[Items from a dataset]

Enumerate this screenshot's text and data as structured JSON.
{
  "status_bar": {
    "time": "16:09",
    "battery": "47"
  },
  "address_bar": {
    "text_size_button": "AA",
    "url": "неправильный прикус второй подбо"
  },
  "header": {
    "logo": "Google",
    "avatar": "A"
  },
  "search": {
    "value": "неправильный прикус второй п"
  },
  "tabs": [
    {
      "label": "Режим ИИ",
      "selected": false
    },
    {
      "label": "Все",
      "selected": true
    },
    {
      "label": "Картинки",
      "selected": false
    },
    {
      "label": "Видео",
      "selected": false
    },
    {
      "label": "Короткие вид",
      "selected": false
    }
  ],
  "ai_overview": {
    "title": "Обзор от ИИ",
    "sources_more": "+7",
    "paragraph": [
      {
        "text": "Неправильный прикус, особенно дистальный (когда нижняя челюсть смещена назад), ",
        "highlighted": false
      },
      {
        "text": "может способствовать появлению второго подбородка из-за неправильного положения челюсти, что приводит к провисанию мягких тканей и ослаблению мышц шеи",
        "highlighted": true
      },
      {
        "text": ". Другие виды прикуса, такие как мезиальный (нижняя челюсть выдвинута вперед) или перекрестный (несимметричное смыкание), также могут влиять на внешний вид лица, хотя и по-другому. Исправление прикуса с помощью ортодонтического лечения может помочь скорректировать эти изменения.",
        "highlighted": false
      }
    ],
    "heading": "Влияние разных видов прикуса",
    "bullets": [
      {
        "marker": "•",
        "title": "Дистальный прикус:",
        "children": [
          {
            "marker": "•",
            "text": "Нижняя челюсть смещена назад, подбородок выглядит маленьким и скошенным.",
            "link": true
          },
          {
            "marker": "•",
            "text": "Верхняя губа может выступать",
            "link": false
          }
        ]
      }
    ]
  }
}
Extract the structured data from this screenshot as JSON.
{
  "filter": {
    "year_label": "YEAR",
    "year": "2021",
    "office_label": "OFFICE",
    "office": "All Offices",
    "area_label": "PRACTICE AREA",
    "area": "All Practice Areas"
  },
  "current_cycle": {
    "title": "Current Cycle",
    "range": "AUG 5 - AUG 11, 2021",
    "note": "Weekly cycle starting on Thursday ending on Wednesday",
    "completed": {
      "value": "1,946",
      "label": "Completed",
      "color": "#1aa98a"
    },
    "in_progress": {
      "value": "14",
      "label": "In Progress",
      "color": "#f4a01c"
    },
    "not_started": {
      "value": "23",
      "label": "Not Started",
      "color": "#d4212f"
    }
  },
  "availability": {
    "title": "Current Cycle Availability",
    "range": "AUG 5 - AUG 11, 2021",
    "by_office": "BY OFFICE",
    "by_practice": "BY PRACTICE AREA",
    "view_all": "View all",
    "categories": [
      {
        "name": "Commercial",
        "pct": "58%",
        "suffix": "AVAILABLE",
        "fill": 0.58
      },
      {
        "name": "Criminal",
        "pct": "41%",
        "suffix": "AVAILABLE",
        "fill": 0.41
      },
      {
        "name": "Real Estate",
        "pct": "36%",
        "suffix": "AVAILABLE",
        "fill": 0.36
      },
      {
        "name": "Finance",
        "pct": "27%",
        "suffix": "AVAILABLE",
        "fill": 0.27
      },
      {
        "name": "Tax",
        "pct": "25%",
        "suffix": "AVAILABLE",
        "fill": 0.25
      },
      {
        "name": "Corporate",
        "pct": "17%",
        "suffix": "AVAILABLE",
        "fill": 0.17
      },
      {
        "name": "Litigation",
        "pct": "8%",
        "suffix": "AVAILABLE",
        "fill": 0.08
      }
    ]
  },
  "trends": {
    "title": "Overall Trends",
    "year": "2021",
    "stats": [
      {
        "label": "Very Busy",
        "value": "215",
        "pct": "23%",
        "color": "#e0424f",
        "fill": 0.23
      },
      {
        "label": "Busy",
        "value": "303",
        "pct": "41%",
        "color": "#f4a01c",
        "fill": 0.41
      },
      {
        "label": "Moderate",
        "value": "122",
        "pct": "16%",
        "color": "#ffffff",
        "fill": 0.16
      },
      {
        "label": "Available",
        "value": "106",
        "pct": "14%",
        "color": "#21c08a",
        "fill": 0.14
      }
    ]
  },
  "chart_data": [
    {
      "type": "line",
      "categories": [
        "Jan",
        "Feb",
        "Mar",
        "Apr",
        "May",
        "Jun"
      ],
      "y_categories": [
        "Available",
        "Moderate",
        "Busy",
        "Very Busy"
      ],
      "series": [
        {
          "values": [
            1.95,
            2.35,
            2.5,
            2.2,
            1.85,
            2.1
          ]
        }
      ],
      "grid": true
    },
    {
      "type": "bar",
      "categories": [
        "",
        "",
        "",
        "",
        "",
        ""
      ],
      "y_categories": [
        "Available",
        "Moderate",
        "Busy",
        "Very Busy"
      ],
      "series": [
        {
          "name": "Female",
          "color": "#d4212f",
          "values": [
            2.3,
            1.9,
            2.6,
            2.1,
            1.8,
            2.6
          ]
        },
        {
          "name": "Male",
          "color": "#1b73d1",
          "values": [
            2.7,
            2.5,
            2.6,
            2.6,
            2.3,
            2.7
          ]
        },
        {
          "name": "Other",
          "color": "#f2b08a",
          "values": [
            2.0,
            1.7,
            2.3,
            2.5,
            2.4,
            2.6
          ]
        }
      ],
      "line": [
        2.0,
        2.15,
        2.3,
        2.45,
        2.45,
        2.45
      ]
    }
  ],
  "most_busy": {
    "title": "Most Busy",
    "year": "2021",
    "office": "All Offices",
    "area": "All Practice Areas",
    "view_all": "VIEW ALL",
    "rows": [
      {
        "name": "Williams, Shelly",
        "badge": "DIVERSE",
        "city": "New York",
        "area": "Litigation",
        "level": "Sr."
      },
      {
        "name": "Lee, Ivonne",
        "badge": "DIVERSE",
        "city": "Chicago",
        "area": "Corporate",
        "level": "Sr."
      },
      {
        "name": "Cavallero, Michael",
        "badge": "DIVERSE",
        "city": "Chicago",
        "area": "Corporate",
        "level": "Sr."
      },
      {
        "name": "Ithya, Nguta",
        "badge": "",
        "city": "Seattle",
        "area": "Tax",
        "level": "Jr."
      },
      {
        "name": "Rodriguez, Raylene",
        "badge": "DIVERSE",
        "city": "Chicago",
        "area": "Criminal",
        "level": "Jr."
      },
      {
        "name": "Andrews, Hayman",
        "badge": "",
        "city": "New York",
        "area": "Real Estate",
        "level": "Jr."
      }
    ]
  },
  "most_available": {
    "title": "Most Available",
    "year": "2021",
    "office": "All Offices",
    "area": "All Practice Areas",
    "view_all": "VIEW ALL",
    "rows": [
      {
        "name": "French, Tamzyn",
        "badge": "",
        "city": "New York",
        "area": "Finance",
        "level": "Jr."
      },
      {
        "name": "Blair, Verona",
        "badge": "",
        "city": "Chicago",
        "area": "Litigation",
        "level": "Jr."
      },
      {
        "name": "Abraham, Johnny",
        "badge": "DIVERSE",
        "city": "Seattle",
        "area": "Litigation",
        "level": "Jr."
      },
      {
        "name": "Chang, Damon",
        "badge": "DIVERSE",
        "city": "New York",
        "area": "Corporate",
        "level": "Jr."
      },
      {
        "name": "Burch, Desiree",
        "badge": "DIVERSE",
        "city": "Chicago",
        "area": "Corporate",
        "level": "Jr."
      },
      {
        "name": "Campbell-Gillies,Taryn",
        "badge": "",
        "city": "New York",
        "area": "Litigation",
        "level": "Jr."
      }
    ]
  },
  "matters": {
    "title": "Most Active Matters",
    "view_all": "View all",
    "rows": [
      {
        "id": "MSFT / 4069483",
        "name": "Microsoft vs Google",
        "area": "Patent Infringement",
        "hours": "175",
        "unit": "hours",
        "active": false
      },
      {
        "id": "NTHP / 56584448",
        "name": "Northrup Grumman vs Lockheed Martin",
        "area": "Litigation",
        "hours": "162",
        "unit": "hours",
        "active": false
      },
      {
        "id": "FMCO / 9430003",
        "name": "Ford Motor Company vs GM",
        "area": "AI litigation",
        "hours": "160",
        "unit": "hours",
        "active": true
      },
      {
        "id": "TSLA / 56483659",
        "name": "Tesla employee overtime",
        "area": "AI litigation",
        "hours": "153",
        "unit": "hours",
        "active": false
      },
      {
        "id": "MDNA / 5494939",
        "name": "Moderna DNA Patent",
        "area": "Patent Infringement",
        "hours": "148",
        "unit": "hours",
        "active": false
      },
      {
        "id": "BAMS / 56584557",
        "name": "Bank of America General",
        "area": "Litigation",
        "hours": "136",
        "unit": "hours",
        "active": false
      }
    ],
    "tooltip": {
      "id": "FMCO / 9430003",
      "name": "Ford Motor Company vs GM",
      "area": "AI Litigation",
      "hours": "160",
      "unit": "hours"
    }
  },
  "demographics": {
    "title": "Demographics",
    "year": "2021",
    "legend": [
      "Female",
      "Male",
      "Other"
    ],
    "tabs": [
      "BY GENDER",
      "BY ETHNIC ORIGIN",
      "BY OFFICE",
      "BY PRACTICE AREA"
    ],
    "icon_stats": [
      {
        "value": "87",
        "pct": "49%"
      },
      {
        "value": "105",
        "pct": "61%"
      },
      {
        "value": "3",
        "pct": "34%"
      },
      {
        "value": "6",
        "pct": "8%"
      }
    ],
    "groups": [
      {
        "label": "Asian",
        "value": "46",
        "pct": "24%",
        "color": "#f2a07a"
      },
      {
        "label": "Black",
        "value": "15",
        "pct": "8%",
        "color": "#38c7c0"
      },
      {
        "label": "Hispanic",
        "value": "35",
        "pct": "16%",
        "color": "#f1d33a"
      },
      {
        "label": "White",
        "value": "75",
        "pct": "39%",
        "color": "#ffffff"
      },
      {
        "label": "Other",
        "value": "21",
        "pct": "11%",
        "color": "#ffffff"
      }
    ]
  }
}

* **Exercise**
Pick out all the lines with the word "назад" in them and copy them.

* **Response to this task**
        "text": "Неправильный прикус, особенно дистальный (когда нижняя челюсть смещена назад), ",
            "text": "Нижняя челюсть смещена назад, подбородок выглядит маленьким и скошенным.",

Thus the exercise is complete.